* **Goal of the exercise**: Answer with one number: the count of lines in the listing below that hold the word "관리부서".

* **Data**:
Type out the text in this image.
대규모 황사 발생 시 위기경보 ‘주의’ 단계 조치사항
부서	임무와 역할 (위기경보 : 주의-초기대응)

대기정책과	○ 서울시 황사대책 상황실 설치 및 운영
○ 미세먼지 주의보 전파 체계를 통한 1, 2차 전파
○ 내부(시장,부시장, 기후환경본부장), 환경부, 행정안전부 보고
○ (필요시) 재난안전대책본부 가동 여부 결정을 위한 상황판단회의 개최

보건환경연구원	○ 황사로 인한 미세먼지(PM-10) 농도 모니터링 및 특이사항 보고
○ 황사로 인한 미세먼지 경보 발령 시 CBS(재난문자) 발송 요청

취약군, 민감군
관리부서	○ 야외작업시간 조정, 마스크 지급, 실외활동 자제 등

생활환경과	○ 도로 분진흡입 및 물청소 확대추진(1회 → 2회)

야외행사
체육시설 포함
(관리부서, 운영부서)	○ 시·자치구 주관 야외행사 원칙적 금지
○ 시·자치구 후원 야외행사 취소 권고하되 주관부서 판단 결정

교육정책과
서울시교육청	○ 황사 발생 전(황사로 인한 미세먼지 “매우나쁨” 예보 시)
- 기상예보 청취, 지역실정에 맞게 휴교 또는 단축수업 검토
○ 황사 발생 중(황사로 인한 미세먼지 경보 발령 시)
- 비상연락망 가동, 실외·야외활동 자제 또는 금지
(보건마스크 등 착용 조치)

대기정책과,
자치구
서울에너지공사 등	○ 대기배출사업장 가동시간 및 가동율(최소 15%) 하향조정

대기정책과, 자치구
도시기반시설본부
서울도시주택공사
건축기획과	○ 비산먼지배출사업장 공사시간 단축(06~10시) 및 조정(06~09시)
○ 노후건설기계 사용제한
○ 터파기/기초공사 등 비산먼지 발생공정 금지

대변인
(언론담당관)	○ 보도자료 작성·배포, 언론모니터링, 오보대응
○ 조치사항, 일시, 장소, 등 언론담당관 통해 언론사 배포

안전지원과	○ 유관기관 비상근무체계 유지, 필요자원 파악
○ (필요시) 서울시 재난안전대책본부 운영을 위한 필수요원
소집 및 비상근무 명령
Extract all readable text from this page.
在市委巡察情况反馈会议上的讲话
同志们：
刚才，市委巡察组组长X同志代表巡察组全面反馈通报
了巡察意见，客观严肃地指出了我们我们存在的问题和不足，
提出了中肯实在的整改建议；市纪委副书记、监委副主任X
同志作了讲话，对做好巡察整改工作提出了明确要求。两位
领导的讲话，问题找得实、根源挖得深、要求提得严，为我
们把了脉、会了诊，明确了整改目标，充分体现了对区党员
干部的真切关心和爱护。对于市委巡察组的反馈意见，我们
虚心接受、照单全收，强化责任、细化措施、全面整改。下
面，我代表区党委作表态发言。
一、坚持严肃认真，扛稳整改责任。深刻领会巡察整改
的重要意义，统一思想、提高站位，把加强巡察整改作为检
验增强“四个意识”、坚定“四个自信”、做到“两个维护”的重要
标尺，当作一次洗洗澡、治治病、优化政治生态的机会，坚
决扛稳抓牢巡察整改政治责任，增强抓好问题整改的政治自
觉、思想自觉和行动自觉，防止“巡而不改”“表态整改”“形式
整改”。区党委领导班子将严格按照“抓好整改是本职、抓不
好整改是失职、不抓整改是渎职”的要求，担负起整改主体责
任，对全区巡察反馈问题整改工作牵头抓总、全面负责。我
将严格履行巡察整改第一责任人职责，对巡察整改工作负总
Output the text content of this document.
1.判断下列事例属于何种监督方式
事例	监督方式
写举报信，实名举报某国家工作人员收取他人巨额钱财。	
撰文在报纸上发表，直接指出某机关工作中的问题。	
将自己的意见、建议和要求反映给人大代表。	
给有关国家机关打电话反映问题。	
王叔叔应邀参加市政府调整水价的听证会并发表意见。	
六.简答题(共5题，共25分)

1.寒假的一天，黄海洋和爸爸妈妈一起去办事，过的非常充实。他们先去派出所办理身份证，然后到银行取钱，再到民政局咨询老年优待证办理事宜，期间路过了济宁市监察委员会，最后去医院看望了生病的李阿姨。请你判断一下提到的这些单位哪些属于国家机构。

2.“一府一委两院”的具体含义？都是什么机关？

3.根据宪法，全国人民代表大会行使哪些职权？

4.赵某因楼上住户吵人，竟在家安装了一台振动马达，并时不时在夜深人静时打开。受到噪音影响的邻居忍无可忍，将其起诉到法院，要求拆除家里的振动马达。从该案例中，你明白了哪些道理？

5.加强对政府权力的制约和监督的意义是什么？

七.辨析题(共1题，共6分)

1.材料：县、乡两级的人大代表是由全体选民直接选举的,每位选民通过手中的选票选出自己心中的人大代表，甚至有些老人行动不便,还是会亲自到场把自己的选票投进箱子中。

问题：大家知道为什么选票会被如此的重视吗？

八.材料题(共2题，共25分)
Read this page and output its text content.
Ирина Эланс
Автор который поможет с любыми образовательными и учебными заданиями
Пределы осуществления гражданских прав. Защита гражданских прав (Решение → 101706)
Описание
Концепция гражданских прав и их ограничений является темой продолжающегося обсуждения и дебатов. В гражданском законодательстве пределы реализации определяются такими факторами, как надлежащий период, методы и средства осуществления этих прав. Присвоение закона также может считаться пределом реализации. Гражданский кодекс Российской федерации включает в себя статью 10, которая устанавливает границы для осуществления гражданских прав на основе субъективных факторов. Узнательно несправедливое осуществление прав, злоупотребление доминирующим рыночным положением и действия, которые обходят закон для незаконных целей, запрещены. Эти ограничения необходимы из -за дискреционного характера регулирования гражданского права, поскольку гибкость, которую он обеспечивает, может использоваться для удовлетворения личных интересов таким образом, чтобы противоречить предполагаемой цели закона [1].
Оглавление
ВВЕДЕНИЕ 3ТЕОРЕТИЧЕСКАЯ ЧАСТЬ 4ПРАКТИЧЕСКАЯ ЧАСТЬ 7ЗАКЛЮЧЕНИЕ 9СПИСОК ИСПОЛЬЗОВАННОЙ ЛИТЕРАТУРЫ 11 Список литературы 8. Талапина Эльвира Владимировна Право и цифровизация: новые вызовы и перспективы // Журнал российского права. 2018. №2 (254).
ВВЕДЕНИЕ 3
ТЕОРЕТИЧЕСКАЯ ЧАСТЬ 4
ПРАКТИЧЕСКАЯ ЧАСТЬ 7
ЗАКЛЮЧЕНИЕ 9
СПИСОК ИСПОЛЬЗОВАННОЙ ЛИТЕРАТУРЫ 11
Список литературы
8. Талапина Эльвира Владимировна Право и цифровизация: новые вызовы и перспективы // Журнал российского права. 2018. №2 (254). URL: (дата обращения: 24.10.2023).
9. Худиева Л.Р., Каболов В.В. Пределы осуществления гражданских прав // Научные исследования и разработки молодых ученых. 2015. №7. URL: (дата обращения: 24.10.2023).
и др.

* **Correct output**: 2